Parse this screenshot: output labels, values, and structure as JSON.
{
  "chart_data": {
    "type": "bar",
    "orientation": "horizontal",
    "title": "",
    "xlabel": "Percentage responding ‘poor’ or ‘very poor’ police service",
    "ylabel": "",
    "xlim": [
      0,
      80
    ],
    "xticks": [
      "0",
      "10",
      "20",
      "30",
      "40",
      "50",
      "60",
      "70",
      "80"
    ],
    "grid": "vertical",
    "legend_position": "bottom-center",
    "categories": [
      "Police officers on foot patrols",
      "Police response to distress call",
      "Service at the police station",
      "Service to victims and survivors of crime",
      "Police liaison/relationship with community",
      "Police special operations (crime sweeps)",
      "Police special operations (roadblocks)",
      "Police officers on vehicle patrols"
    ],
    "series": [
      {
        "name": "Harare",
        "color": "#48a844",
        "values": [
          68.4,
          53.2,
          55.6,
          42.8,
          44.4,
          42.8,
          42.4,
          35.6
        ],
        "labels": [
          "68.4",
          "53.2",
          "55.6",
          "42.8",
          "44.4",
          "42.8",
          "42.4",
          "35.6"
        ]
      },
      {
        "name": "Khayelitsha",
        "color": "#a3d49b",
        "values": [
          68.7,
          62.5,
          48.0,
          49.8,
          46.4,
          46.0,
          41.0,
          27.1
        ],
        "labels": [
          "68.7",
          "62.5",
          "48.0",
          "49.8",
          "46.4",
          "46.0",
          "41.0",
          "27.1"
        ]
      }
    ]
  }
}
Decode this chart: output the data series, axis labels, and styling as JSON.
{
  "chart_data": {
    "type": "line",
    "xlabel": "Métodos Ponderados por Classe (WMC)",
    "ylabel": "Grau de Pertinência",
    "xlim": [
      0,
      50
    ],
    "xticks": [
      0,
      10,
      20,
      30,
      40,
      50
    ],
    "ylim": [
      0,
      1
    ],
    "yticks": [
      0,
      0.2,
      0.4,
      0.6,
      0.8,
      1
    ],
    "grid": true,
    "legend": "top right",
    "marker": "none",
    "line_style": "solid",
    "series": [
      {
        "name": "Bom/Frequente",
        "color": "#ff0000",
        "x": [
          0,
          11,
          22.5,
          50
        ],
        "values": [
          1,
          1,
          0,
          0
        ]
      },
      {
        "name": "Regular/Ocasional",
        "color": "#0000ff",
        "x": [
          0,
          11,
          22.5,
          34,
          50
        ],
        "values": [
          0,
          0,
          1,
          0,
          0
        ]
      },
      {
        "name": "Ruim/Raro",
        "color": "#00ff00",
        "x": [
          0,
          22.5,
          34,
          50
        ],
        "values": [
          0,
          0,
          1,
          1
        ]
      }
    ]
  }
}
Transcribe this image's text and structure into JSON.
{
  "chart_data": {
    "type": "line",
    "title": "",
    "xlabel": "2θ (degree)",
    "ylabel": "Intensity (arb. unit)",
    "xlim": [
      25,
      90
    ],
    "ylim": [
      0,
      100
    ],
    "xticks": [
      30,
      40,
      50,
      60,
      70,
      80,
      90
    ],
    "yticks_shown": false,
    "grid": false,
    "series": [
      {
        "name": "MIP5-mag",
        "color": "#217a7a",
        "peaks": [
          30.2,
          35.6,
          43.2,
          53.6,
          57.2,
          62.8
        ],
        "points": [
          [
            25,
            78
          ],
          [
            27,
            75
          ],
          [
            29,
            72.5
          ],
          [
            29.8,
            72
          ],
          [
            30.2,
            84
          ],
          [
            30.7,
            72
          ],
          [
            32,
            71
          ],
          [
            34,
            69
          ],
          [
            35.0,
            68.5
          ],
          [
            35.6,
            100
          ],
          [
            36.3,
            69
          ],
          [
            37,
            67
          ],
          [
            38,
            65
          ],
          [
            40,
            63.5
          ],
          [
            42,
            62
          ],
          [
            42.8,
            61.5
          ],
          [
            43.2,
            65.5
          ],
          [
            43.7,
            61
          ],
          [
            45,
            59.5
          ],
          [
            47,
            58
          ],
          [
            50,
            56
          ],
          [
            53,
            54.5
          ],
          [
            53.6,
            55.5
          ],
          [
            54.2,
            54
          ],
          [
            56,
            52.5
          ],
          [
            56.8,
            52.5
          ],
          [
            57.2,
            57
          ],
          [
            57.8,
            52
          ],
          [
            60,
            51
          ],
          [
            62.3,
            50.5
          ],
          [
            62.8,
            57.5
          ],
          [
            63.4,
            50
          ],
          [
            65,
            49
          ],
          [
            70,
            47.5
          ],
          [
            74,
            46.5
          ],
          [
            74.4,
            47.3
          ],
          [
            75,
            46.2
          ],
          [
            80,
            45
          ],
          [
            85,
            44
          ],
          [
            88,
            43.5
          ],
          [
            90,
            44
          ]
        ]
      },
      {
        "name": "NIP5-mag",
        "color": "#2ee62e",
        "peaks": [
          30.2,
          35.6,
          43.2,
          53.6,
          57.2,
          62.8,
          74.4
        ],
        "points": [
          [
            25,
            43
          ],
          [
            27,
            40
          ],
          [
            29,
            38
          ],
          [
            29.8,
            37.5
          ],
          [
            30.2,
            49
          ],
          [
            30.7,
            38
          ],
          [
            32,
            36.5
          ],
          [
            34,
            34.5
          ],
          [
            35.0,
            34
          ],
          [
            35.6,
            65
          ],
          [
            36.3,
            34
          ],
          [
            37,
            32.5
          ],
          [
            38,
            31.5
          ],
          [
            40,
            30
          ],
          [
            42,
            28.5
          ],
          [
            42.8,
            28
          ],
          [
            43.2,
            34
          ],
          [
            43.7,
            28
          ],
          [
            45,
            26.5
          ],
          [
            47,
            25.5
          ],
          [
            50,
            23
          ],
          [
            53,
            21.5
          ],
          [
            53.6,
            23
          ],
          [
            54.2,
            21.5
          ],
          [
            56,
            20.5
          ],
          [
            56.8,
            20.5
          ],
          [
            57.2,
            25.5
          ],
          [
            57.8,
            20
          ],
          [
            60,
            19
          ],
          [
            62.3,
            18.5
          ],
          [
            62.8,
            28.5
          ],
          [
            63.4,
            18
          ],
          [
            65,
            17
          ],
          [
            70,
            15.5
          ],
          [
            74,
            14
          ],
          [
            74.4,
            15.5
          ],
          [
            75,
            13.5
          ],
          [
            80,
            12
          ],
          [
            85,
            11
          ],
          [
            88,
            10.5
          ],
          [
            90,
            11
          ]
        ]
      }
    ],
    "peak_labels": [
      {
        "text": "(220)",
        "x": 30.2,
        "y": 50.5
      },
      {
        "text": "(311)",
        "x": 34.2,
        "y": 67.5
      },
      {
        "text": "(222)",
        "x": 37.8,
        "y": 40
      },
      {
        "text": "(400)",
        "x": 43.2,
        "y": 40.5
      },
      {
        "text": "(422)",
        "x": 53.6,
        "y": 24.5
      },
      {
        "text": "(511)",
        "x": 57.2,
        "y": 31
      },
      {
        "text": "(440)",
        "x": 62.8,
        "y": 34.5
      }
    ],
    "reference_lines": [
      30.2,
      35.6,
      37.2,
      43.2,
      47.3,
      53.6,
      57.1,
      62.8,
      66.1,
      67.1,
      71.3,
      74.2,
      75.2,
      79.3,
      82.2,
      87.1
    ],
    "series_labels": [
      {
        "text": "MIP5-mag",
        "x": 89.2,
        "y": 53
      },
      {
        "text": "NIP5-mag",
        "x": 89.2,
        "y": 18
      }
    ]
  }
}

######

> **What to work on**
Wherever the word "officers" occurs in a line of the listing, copy that line.

> **Full output**
      "Police officers on foot patrols",
      "Police officers on vehicle patrols"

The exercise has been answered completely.